* **Problem details**: List each line of the data that holds the word "this".

★ ★ ★ ★ ★ ★ ★

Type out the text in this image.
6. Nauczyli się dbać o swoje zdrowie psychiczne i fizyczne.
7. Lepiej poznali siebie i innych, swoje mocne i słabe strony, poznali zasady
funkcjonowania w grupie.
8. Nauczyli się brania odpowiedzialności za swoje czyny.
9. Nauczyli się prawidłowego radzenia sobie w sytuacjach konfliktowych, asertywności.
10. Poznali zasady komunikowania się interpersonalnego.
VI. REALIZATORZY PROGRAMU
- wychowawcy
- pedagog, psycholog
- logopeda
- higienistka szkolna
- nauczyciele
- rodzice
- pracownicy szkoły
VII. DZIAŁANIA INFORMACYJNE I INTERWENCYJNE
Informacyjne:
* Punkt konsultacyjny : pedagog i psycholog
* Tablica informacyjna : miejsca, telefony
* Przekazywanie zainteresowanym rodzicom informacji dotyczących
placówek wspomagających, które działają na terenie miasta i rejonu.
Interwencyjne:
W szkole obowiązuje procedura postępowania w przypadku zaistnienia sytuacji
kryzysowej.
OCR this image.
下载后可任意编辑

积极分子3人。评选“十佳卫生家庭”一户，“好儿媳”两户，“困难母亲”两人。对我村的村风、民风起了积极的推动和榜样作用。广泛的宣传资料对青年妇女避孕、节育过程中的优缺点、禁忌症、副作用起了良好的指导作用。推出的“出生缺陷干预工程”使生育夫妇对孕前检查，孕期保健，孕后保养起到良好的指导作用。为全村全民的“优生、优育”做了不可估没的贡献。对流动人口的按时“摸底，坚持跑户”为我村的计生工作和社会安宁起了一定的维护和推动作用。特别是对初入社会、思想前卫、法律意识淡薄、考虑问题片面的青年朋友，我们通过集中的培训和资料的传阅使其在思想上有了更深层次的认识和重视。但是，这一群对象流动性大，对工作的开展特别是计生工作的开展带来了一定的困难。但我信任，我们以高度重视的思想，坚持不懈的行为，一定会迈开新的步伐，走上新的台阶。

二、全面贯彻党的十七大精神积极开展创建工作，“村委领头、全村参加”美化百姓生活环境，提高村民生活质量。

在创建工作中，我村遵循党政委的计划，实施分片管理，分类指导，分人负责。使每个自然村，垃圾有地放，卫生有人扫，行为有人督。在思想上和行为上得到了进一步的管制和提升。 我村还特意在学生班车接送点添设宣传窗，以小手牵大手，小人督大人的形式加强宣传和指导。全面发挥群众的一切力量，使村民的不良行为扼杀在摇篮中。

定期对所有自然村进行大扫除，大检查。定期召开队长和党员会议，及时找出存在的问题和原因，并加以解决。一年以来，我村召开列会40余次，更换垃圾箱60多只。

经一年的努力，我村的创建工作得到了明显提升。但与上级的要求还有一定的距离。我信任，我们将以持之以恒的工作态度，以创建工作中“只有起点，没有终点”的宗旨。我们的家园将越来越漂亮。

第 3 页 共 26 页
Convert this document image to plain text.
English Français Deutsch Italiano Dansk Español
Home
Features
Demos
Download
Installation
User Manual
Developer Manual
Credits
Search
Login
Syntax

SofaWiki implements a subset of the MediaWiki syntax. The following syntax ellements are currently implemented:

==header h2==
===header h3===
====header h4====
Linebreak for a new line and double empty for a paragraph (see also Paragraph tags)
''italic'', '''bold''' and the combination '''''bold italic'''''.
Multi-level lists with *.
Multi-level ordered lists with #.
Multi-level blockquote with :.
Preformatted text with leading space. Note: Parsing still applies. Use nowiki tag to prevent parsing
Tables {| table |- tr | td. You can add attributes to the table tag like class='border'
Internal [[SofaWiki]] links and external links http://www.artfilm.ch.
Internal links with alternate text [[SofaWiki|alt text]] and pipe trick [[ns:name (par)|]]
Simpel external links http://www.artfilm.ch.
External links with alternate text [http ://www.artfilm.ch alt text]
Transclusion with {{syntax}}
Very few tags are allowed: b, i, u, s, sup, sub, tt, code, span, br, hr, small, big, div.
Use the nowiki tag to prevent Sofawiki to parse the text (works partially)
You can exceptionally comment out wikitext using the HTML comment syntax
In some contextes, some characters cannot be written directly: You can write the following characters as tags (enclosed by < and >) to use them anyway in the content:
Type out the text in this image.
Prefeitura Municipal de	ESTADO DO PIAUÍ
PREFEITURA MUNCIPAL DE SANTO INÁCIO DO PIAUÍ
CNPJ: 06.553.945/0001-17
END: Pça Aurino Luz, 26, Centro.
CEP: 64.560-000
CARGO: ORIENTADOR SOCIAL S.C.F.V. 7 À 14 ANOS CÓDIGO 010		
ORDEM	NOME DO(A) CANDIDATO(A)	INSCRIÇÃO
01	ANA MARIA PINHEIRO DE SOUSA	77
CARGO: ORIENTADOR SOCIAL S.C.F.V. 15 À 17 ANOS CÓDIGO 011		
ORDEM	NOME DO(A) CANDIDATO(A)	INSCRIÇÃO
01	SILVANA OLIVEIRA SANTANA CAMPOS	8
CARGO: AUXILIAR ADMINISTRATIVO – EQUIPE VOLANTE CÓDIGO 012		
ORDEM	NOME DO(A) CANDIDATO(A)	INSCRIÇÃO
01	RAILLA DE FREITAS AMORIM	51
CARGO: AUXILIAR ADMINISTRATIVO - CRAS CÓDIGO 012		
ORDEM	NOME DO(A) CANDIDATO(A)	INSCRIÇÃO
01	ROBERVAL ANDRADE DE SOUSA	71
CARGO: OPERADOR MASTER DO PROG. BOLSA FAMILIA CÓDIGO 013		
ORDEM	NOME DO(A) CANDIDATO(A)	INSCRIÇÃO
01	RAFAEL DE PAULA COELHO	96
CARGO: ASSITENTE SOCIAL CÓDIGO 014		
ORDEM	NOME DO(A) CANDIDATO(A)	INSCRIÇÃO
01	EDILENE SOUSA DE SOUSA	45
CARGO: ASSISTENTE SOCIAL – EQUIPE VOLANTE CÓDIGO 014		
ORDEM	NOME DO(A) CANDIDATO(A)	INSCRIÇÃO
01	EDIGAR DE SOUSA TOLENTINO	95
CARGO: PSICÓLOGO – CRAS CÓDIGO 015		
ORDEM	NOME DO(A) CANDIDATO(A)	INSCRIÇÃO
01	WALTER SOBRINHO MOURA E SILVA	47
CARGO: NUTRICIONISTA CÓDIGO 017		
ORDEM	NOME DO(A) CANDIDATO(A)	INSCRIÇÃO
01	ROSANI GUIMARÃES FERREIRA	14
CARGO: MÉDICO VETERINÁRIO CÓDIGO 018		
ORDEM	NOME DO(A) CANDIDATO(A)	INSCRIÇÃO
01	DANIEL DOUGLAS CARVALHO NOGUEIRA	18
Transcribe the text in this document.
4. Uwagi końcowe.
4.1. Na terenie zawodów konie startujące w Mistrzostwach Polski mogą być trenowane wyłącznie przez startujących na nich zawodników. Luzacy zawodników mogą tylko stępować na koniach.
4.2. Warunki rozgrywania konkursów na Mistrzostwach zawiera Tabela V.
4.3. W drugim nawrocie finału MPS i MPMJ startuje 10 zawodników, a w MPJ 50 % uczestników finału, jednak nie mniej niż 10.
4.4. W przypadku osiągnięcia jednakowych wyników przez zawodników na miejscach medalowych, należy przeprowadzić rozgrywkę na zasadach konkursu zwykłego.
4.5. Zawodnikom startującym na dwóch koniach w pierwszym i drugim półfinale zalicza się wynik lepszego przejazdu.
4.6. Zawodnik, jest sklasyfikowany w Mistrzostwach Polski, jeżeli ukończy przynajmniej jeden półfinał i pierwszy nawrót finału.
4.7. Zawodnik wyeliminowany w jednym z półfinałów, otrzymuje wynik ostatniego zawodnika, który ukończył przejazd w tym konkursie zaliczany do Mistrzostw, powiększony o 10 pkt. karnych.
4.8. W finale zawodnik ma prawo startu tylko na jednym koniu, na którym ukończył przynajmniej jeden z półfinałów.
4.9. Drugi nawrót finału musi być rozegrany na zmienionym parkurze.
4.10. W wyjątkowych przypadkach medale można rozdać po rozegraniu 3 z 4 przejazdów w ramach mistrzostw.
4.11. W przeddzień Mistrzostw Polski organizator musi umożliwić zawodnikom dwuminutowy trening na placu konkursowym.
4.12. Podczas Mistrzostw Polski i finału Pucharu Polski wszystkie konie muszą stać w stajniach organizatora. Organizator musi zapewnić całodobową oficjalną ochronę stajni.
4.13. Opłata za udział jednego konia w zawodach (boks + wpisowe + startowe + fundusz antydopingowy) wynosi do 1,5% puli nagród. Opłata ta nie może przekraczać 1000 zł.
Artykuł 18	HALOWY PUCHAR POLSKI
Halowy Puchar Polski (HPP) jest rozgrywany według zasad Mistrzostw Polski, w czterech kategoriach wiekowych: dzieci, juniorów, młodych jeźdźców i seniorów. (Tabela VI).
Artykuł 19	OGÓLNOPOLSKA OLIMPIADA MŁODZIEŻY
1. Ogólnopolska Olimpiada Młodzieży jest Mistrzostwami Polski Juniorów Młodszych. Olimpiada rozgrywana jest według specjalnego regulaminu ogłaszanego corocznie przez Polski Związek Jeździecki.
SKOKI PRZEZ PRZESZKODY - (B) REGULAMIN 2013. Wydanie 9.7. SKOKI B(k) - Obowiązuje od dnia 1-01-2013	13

★ ★ ★ ★ ★ ★ ★

* **Result below**:
Type out the text in this image.
OCR this image.
Convert this document image to plain text.
Type out the text in this image.
Transcribe the text in this document.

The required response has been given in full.